## WHAT THE EXERCISE ASKS
Note each line of the listing that contains the string "gemiddeld", and copy it.

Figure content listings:
* * * *

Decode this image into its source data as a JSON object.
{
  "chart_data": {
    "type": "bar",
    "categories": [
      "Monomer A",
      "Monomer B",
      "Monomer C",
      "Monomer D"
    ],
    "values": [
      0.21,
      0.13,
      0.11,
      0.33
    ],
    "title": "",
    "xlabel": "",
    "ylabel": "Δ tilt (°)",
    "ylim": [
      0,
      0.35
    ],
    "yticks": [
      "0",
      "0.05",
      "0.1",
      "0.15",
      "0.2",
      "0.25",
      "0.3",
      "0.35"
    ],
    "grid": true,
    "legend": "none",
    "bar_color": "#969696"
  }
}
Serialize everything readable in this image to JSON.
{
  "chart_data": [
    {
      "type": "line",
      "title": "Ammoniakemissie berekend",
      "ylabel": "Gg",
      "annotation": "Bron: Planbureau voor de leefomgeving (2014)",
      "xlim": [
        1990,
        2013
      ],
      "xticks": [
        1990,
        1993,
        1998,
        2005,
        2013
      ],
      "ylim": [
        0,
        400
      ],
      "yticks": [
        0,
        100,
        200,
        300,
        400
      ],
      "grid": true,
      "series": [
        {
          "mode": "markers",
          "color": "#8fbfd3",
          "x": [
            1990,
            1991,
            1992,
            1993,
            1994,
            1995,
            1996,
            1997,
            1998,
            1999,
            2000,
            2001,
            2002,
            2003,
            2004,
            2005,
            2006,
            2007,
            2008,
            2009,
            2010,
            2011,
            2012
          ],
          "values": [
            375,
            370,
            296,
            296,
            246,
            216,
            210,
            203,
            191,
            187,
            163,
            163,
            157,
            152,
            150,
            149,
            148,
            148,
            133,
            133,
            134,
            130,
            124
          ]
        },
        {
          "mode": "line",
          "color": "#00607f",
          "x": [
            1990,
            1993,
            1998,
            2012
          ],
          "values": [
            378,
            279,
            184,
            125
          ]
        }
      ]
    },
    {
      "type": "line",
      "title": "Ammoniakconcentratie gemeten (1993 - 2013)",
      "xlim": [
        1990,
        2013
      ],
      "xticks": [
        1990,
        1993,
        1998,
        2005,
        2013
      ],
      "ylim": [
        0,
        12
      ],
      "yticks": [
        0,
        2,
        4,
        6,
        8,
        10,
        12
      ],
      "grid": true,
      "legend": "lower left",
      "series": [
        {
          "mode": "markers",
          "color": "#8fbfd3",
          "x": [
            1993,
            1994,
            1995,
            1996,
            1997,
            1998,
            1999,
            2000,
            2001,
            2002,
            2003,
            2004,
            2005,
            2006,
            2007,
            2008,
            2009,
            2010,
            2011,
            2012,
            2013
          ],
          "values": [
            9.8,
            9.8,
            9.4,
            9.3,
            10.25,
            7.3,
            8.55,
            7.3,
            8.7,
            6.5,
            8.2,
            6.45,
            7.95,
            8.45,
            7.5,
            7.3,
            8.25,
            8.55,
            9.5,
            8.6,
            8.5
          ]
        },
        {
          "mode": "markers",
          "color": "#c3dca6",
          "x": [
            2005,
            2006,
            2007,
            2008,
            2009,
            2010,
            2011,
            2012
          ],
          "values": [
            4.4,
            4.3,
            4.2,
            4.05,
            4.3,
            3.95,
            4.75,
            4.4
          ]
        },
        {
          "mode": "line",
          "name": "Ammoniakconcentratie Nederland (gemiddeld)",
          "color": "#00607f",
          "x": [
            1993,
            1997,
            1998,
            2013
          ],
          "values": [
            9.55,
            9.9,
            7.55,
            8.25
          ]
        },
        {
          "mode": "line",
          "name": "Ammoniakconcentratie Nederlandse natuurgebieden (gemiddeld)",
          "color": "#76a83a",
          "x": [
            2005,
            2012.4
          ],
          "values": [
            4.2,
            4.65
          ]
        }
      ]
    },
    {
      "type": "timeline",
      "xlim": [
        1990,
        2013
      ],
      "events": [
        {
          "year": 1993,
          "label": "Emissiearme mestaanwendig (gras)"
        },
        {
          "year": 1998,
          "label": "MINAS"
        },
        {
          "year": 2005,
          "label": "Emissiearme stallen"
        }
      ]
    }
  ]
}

* * * *

## WRITTEN SOLUTION
          "name": "Ammoniakconcentratie Nederland (gemiddeld)",
          "name": "Ammoniakconcentratie Nederlandse natuurgebieden (gemiddeld)",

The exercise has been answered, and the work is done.